#### [Required task]
Transcribe the material verbatim in full; the pictures do not belong in the copy.

(Collection entries)
==========

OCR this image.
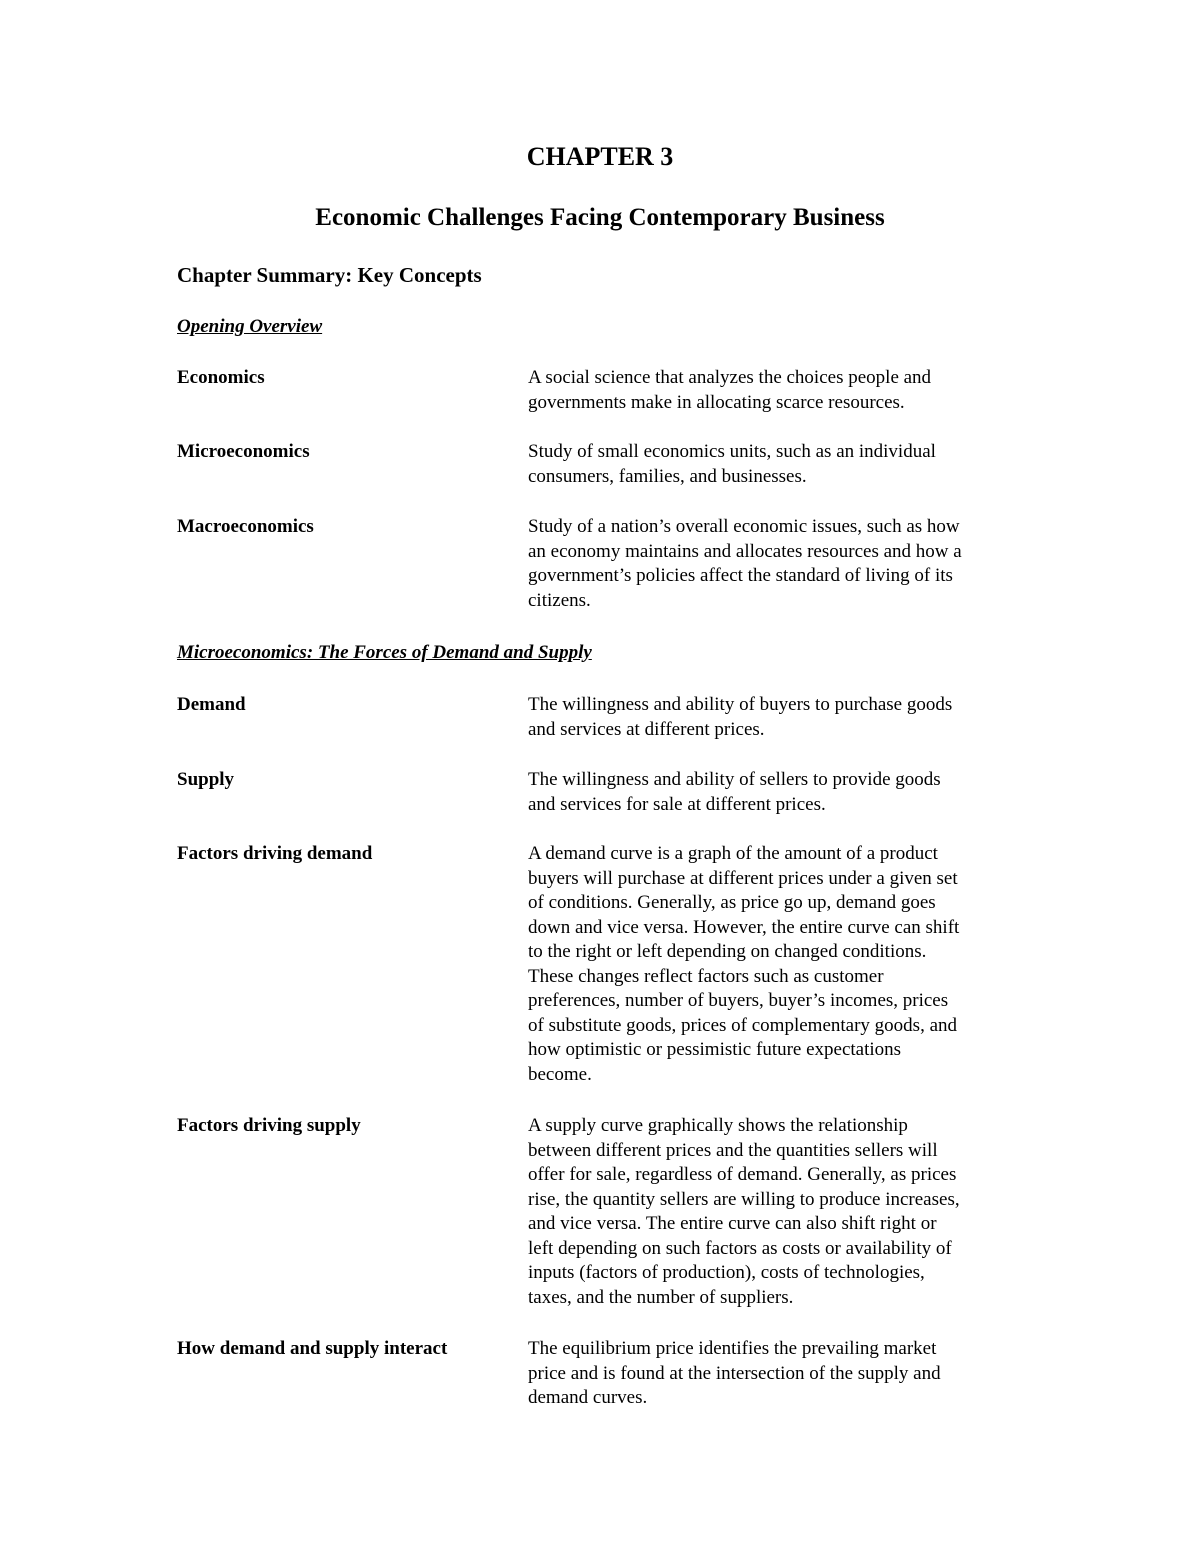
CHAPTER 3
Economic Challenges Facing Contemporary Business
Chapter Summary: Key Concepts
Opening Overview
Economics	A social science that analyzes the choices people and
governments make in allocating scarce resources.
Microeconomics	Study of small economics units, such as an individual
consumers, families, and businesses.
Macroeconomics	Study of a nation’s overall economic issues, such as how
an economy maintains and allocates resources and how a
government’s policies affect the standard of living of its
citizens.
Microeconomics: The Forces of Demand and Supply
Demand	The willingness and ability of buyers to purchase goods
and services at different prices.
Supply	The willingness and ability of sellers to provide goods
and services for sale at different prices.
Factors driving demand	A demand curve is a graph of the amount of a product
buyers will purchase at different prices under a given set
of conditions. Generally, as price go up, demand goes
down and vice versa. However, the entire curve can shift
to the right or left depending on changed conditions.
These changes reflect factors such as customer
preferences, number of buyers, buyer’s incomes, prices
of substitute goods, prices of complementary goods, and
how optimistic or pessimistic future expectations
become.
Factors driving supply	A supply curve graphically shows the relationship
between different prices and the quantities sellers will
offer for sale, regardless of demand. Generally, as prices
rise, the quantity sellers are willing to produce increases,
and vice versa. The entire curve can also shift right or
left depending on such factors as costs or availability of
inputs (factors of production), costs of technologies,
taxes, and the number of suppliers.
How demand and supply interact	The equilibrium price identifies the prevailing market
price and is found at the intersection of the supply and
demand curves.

==========

#### [Problem solution]
OCR this image.
CHAPTER 3
Economic Challenges Facing Contemporary Business
Chapter Summary: Key Concepts
Opening Overview
Economics	A social science that analyzes the choices people and
governments make in allocating scarce resources.
Microeconomics	Study of small economics units, such as an individual
consumers, families, and businesses.
Macroeconomics	Study of a nation’s overall economic issues, such as how
an economy maintains and allocates resources and how a
government’s policies affect the standard of living of its
citizens.
Microeconomics: The Forces of Demand and Supply
Demand	The willingness and ability of buyers to purchase goods
and services at different prices.
Supply	The willingness and ability of sellers to provide goods
and services for sale at different prices.
Factors driving demand	A demand curve is a graph of the amount of a product
buyers will purchase at different prices under a given set
of conditions. Generally, as price go up, demand goes
down and vice versa. However, the entire curve can shift
to the right or left depending on changed conditions.
These changes reflect factors such as customer
preferences, number of buyers, buyer’s incomes, prices
of substitute goods, prices of complementary goods, and
how optimistic or pessimistic future expectations
become.
Factors driving supply	A supply curve graphically shows the relationship
between different prices and the quantities sellers will
offer for sale, regardless of demand. Generally, as prices
rise, the quantity sellers are willing to produce increases,
and vice versa. The entire curve can also shift right or
left depending on such factors as costs or availability of
inputs (factors of production), costs of technologies,
taxes, and the number of suppliers.
How demand and supply interact	The equilibrium price identifies the prevailing market
price and is found at the intersection of the supply and
demand curves.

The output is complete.